▶ _Exercise objective_
Copy out every line exactly, passing over the pictures.

▶ _Data provided_
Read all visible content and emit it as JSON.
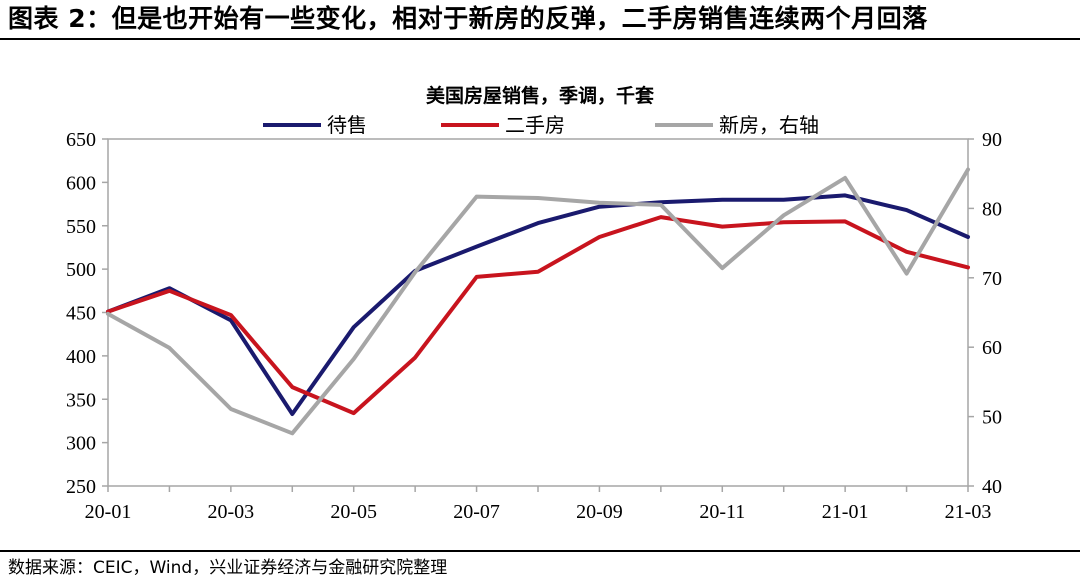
{
  "figure_header": "图表 2：但是也开始有一些变化，相对于新房的反弹，二手房销售连续两个月回落",
  "source_note": "数据来源：CEIC，Wind，兴业证券经济与金融研究院整理",
  "colors": {
    "pending": "#1a1a6e",
    "existing": "#c8141e",
    "new_homes": "#a6a6a6"
  },
  "chart_data": {
    "type": "line",
    "title": "美国房屋销售，季调，千套",
    "x": [
      "20-01",
      "20-02",
      "20-03",
      "20-04",
      "20-05",
      "20-06",
      "20-07",
      "20-08",
      "20-09",
      "20-10",
      "20-11",
      "20-12",
      "21-01",
      "21-02",
      "21-03"
    ],
    "x_tick_labels": [
      "20-01",
      "20-03",
      "20-05",
      "20-07",
      "20-09",
      "20-11",
      "21-01",
      "21-03"
    ],
    "y_left_range": [
      250,
      650
    ],
    "y_left_ticks": [
      "250",
      "300",
      "350",
      "400",
      "450",
      "500",
      "550",
      "600",
      "650"
    ],
    "y_right_range": [
      40,
      90
    ],
    "y_right_ticks": [
      "40",
      "50",
      "60",
      "70",
      "80",
      "90"
    ],
    "grid": false,
    "legend_position": "top",
    "series": [
      {
        "name": "待售",
        "axis": "left",
        "color": "#1a1a6e",
        "values": [
          451,
          478,
          441,
          333,
          433,
          498,
          526,
          553,
          572,
          577,
          580,
          580,
          585,
          568,
          537
        ]
      },
      {
        "name": "二手房",
        "axis": "left",
        "color": "#c8141e",
        "values": [
          451,
          475,
          447,
          364,
          334,
          398,
          491,
          497,
          537,
          560,
          549,
          554,
          555,
          520,
          502
        ]
      },
      {
        "name": "新房，右轴",
        "axis": "right",
        "color": "#a6a6a6",
        "values": [
          64.8,
          59.9,
          51.1,
          47.6,
          58.3,
          70.8,
          81.7,
          81.5,
          80.8,
          80.5,
          71.4,
          79.0,
          84.4,
          70.6,
          85.6
        ]
      }
    ]
  }
}
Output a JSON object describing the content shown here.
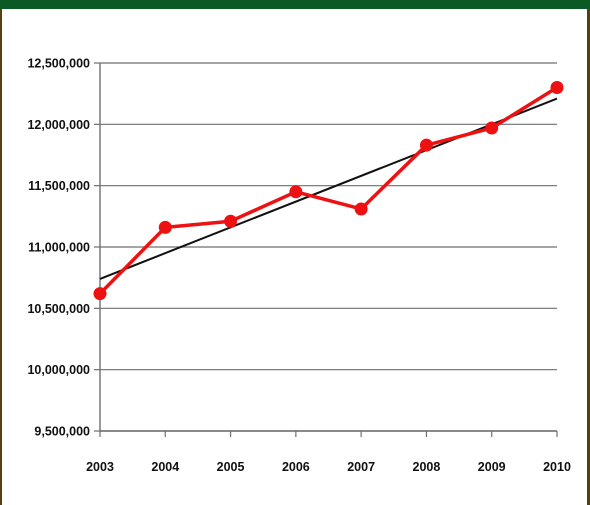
{
  "theme": {
    "header_color": "#0b5a23",
    "frame_color": "#5a3d12",
    "series_color": "#ee1111",
    "trend_color": "#111111",
    "grid_color": "#6f6f6f"
  },
  "chart_data": {
    "type": "line",
    "title": "",
    "xlabel": "",
    "ylabel": "",
    "categories": [
      "2003",
      "2004",
      "2005",
      "2006",
      "2007",
      "2008",
      "2009",
      "2010"
    ],
    "ylim": [
      9500000,
      12500000
    ],
    "yticks": [
      9500000,
      10000000,
      10500000,
      11000000,
      11500000,
      12000000,
      12500000
    ],
    "ytick_labels": [
      "9,500,000",
      "10,000,000",
      "10,500,000",
      "11,000,000",
      "11,500,000",
      "12,000,000",
      "12,500,000"
    ],
    "grid": "horizontal",
    "legend": "none",
    "series": [
      {
        "values": [
          10620000,
          11160000,
          11210000,
          11450000,
          11310000,
          11830000,
          11970000,
          12300000
        ],
        "style": "line-with-markers"
      }
    ],
    "trendline": {
      "type": "linear",
      "start": 10740000,
      "end": 12210000
    }
  }
}
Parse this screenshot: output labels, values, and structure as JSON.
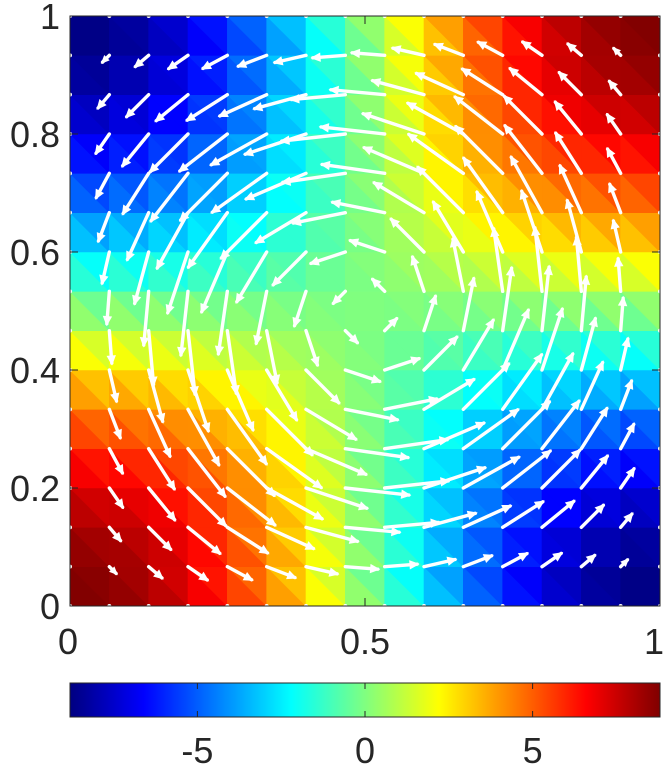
{
  "chart_data": {
    "type": "heatmap",
    "title": "",
    "xlabel": "",
    "ylabel": "",
    "xlim": [
      0,
      1
    ],
    "ylim": [
      0,
      1
    ],
    "x_ticks": [
      {
        "value": 0,
        "label": "0"
      },
      {
        "value": 0.5,
        "label": "0.5"
      },
      {
        "value": 1,
        "label": "1"
      }
    ],
    "y_ticks": [
      {
        "value": 0,
        "label": "0"
      },
      {
        "value": 0.2,
        "label": "0.2"
      },
      {
        "value": 0.4,
        "label": "0.4"
      },
      {
        "value": 0.6,
        "label": "0.6"
      },
      {
        "value": 0.8,
        "label": "0.8"
      },
      {
        "value": 1,
        "label": "1"
      }
    ],
    "field": {
      "grid_points": 16,
      "scalar": "8.8 * cos(pi*x) * cos(pi*y)",
      "vector": "u = sin(pi*x)*sin(pi*y)*(0.5 - y), v = sin(pi*x)*sin(pi*y)*(x - 0.5)",
      "colormap": "jet",
      "arrow_color": "#ffffff"
    },
    "colorbar": {
      "orientation": "horizontal",
      "location": "bottom",
      "range": [
        -8.8,
        8.8
      ],
      "ticks": [
        {
          "value": -5,
          "label": "-5"
        },
        {
          "value": 0,
          "label": "0"
        },
        {
          "value": 5,
          "label": "5"
        }
      ]
    },
    "grid": false,
    "legend": "none"
  }
}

▶ _Written solution_
Read all visible content and emit it as JSON.
{
  "figure_header": "图表 2：但是也开始有一些变化，相对于新房的反弹，二手房销售连续两个月回落",
  "source_note": "数据来源：CEIC，Wind，兴业证券经济与金融研究院整理",
  "colors": {
    "pending": "#1a1a6e",
    "existing": "#c8141e",
    "new_homes": "#a6a6a6"
  },
  "chart_data": {
    "type": "line",
    "title": "美国房屋销售，季调，千套",
    "x": [
      "20-01",
      "20-02",
      "20-03",
      "20-04",
      "20-05",
      "20-06",
      "20-07",
      "20-08",
      "20-09",
      "20-10",
      "20-11",
      "20-12",
      "21-01",
      "21-02",
      "21-03"
    ],
    "x_tick_labels": [
      "20-01",
      "20-03",
      "20-05",
      "20-07",
      "20-09",
      "20-11",
      "21-01",
      "21-03"
    ],
    "y_left_range": [
      250,
      650
    ],
    "y_left_ticks": [
      "250",
      "300",
      "350",
      "400",
      "450",
      "500",
      "550",
      "600",
      "650"
    ],
    "y_right_range": [
      40,
      90
    ],
    "y_right_ticks": [
      "40",
      "50",
      "60",
      "70",
      "80",
      "90"
    ],
    "grid": false,
    "legend_position": "top",
    "series": [
      {
        "name": "待售",
        "axis": "left",
        "color": "#1a1a6e",
        "values": [
          451,
          478,
          441,
          333,
          433,
          498,
          526,
          553,
          572,
          577,
          580,
          580,
          585,
          568,
          537
        ]
      },
      {
        "name": "二手房",
        "axis": "left",
        "color": "#c8141e",
        "values": [
          451,
          475,
          447,
          364,
          334,
          398,
          491,
          497,
          537,
          560,
          549,
          554,
          555,
          520,
          502
        ]
      },
      {
        "name": "新房，右轴",
        "axis": "right",
        "color": "#a6a6a6",
        "values": [
          64.8,
          59.9,
          51.1,
          47.6,
          58.3,
          70.8,
          81.7,
          81.5,
          80.8,
          80.5,
          71.4,
          79.0,
          84.4,
          70.6,
          85.6
        ]
      }
    ]
  }
}
Output a JSON object describing the content shown here.
{
  "theme": {
    "header_color": "#0b5a23",
    "frame_color": "#5a3d12",
    "series_color": "#ee1111",
    "trend_color": "#111111",
    "grid_color": "#6f6f6f"
  },
  "chart_data": {
    "type": "line",
    "title": "",
    "xlabel": "",
    "ylabel": "",
    "categories": [
      "2003",
      "2004",
      "2005",
      "2006",
      "2007",
      "2008",
      "2009",
      "2010"
    ],
    "ylim": [
      9500000,
      12500000
    ],
    "yticks": [
      9500000,
      10000000,
      10500000,
      11000000,
      11500000,
      12000000,
      12500000
    ],
    "ytick_labels": [
      "9,500,000",
      "10,000,000",
      "10,500,000",
      "11,000,000",
      "11,500,000",
      "12,000,000",
      "12,500,000"
    ],
    "grid": "horizontal",
    "legend": "none",
    "series": [
      {
        "values": [
          10620000,
          11160000,
          11210000,
          11450000,
          11310000,
          11830000,
          11970000,
          12300000
        ],
        "style": "line-with-markers"
      }
    ],
    "trendline": {
      "type": "linear",
      "start": 10740000,
      "end": 12210000
    }
  }
}
Parse this screenshot: output labels, values, and structure as JSON.
{
  "chart_data": {
    "type": "heatmap",
    "title": "",
    "xlabel": "",
    "ylabel": "",
    "xlim": [
      0,
      1
    ],
    "ylim": [
      0,
      1
    ],
    "x_ticks": [
      {
        "value": 0,
        "label": "0"
      },
      {
        "value": 0.5,
        "label": "0.5"
      },
      {
        "value": 1,
        "label": "1"
      }
    ],
    "y_ticks": [
      {
        "value": 0,
        "label": "0"
      },
      {
        "value": 0.2,
        "label": "0.2"
      },
      {
        "value": 0.4,
        "label": "0.4"
      },
      {
        "value": 0.6,
        "label": "0.6"
      },
      {
        "value": 0.8,
        "label": "0.8"
      },
      {
        "value": 1,
        "label": "1"
      }
    ],
    "field": {
      "grid_points": 16,
      "scalar": "8.8 * cos(pi*x) * cos(pi*y)",
      "vector": "u = sin(pi*x)*sin(pi*y)*(0.5 - y), v = sin(pi*x)*sin(pi*y)*(x - 0.5)",
      "colormap": "jet",
      "arrow_color": "#ffffff"
    },
    "colorbar": {
      "orientation": "horizontal",
      "location": "bottom",
      "range": [
        -8.8,
        8.8
      ],
      "ticks": [
        {
          "value": -5,
          "label": "-5"
        },
        {
          "value": 0,
          "label": "0"
        },
        {
          "value": 5,
          "label": "5"
        }
      ]
    },
    "grid": false,
    "legend": "none"
  }
}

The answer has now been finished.